= What to work on =
Pick every line with "Raman" from the material below.
* * * * * * * * *
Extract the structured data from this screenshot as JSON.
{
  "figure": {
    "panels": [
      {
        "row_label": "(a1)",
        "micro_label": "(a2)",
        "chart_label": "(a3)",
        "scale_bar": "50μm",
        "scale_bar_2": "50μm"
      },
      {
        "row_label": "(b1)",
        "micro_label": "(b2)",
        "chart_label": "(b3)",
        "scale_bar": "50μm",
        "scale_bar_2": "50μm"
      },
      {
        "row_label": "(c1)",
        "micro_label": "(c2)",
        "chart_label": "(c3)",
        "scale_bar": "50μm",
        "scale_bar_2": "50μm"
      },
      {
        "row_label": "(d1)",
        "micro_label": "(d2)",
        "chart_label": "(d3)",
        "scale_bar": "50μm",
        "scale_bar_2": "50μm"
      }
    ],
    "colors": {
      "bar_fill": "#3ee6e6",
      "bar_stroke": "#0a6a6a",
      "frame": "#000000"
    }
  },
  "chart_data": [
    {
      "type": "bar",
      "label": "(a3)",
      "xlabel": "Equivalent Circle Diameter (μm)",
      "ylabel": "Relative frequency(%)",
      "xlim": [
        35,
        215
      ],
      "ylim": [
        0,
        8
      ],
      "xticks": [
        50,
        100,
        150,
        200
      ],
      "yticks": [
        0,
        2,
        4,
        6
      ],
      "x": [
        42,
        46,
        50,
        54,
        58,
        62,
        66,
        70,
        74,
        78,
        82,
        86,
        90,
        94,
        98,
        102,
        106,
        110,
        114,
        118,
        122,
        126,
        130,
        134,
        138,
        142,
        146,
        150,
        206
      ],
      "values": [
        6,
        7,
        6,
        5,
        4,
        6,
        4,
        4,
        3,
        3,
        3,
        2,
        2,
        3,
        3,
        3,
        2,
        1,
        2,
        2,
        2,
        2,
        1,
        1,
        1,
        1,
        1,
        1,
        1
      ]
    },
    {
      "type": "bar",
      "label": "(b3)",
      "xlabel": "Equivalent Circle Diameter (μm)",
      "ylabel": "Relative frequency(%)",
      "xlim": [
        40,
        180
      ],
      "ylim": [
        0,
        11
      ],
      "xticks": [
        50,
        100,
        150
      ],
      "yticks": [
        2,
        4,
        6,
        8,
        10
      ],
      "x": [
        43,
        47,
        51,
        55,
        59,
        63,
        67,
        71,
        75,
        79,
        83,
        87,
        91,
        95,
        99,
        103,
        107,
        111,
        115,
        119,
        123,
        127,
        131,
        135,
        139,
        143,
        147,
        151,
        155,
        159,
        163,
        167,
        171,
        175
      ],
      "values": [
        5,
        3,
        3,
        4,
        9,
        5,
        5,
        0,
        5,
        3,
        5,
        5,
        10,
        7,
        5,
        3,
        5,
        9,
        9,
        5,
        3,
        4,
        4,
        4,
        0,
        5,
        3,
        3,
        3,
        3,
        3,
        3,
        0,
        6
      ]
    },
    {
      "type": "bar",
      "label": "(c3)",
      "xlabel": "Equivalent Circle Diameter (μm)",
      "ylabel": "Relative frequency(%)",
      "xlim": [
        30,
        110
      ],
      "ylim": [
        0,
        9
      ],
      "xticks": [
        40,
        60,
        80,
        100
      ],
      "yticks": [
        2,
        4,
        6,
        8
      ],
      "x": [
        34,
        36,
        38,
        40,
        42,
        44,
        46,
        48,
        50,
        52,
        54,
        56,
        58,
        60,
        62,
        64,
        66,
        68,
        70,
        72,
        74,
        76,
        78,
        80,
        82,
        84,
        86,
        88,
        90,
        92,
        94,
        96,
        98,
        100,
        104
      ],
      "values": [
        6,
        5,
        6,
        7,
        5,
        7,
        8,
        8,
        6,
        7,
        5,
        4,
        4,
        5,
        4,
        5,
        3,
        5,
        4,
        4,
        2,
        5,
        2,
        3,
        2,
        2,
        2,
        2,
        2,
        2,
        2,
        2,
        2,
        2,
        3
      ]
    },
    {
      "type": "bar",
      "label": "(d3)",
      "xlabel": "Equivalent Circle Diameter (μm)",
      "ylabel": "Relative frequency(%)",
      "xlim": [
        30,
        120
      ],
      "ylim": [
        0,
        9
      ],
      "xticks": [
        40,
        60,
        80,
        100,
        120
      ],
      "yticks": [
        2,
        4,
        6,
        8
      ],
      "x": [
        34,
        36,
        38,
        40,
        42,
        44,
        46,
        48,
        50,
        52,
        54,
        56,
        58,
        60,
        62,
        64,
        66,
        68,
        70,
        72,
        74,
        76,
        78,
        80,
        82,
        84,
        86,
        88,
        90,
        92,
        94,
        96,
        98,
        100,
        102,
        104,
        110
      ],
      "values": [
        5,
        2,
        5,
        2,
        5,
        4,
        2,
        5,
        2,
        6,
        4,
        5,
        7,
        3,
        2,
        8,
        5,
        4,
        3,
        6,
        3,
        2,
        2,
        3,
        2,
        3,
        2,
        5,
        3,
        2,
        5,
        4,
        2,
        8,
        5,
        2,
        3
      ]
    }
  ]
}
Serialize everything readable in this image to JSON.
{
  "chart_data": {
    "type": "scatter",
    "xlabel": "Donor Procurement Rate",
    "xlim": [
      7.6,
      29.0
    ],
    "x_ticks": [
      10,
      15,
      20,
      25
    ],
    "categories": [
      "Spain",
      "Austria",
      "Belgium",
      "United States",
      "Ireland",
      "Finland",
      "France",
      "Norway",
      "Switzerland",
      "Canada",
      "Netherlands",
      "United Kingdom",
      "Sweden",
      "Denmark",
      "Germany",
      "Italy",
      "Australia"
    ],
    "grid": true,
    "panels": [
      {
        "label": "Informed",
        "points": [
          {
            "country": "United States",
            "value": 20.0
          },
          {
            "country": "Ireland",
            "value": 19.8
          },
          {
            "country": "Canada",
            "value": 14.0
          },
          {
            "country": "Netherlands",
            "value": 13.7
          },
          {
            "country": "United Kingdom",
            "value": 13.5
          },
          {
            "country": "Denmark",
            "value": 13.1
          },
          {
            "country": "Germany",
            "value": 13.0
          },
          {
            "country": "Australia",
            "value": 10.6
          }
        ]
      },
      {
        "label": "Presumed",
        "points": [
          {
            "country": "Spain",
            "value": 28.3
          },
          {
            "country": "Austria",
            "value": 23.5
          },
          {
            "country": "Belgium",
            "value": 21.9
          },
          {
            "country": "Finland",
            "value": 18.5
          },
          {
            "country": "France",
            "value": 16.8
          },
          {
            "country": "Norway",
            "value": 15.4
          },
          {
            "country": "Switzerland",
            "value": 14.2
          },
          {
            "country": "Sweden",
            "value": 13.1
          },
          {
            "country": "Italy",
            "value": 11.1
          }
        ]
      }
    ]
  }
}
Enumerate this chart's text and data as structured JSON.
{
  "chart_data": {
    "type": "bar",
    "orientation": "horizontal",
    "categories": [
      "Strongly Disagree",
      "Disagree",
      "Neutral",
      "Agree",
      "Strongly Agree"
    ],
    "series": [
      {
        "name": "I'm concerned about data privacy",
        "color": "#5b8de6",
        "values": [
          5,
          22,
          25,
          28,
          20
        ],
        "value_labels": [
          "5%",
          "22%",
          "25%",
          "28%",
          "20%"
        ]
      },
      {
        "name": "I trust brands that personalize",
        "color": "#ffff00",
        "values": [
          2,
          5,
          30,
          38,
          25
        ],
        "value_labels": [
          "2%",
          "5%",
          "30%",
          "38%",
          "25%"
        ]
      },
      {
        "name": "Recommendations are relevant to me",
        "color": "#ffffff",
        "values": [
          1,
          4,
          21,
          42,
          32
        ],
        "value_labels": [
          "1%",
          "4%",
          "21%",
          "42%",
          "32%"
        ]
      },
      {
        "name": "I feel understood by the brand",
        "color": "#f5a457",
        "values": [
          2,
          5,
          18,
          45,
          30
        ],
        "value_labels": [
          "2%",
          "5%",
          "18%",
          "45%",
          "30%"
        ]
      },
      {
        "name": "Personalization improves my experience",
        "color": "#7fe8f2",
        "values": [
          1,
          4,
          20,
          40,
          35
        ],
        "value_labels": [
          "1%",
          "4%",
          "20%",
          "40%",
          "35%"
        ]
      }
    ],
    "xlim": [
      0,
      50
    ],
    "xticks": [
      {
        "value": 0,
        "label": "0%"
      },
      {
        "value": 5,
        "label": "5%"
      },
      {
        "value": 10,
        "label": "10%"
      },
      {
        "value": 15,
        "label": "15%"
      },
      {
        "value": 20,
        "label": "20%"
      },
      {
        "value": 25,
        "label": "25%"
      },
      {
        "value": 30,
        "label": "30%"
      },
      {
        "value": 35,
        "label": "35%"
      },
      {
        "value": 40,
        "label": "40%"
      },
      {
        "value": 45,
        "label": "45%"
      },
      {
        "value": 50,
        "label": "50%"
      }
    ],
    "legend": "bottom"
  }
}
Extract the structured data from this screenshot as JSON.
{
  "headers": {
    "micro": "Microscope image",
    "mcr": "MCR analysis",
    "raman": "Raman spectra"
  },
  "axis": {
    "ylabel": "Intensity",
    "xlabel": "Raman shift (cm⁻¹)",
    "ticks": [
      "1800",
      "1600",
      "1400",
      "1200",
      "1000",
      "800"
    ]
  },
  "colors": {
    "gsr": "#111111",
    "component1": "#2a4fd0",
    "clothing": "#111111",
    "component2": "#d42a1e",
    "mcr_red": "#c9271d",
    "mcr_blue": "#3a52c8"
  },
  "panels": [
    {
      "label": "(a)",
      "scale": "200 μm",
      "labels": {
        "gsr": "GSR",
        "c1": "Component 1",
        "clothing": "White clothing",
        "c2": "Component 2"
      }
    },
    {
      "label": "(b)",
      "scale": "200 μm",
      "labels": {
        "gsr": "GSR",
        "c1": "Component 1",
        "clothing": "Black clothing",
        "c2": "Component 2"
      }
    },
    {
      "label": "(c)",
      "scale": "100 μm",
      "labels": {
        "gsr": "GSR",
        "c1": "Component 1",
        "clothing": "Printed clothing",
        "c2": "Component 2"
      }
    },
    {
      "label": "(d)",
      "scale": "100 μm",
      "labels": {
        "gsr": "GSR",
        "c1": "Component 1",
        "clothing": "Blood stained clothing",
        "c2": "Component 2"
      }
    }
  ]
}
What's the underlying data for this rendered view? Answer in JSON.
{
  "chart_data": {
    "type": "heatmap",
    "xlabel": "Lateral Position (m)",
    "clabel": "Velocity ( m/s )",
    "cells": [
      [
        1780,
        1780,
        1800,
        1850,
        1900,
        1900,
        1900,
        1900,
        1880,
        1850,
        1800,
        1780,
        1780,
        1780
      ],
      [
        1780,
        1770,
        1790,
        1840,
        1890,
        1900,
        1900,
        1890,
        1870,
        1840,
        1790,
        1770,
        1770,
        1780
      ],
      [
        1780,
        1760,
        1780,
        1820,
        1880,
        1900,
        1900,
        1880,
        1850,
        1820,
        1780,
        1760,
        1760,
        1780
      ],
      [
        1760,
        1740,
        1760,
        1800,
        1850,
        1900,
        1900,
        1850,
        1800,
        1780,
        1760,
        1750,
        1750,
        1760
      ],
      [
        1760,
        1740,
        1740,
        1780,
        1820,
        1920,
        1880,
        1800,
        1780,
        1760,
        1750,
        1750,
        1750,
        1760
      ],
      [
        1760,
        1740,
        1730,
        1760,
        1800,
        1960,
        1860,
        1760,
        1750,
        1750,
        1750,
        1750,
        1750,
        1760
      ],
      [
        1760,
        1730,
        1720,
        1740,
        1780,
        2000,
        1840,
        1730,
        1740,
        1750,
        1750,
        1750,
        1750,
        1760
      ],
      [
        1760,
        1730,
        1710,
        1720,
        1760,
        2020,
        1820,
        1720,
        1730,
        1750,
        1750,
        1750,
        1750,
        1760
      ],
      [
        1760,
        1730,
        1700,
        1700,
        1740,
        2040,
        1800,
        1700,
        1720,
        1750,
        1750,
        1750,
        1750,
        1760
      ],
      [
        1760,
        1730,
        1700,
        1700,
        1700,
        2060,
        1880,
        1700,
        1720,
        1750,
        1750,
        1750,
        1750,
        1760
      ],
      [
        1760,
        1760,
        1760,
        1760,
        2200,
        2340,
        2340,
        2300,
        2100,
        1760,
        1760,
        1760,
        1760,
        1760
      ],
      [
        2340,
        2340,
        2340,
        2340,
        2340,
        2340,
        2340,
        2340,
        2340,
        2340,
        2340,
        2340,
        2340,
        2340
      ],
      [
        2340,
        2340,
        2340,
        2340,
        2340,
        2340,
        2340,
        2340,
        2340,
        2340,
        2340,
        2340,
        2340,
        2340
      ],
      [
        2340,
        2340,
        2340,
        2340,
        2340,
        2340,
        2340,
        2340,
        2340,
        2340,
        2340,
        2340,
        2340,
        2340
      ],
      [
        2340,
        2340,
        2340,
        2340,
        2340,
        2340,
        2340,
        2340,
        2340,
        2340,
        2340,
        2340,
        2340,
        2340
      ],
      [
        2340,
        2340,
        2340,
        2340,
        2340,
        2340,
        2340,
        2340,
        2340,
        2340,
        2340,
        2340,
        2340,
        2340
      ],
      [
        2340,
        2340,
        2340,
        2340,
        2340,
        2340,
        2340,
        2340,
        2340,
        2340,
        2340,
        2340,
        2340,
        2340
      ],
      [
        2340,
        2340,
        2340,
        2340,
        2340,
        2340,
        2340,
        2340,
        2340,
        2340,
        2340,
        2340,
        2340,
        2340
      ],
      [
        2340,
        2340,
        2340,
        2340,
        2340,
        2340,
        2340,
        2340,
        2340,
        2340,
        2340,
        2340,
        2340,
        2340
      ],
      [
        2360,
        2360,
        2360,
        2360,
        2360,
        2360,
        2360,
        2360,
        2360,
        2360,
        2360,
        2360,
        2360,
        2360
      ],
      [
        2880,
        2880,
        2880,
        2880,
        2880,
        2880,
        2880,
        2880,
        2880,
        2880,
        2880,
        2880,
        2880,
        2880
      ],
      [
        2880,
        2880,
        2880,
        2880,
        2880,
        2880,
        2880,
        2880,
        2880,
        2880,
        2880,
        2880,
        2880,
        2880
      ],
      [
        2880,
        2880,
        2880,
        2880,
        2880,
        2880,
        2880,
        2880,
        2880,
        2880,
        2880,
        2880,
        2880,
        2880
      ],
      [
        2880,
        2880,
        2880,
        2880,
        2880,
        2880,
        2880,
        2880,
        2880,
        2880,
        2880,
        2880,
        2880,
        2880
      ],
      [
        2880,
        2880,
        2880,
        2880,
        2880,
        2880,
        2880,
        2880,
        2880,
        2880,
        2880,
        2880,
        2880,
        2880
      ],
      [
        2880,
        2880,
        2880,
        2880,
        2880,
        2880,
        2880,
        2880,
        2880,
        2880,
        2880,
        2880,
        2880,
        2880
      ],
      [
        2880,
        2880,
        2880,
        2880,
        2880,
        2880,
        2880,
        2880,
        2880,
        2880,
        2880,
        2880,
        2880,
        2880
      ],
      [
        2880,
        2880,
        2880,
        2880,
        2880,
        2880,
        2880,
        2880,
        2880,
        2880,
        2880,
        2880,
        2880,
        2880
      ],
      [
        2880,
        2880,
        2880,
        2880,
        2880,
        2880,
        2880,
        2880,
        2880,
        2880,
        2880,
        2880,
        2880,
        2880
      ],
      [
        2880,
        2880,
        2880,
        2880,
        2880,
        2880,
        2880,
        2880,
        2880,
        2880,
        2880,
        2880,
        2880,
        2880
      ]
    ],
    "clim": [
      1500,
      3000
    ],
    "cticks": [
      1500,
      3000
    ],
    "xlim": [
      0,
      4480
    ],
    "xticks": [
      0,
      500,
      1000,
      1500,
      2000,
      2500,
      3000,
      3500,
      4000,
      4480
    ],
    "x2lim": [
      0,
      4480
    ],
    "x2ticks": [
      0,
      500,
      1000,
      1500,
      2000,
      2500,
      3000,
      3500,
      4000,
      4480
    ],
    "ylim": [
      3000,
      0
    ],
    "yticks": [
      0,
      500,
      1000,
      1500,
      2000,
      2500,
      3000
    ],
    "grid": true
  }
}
* * * * * * * * *
= Problem solution =
    "raman": "Raman spectra"
    "xlabel": "Raman shift (cm⁻¹)",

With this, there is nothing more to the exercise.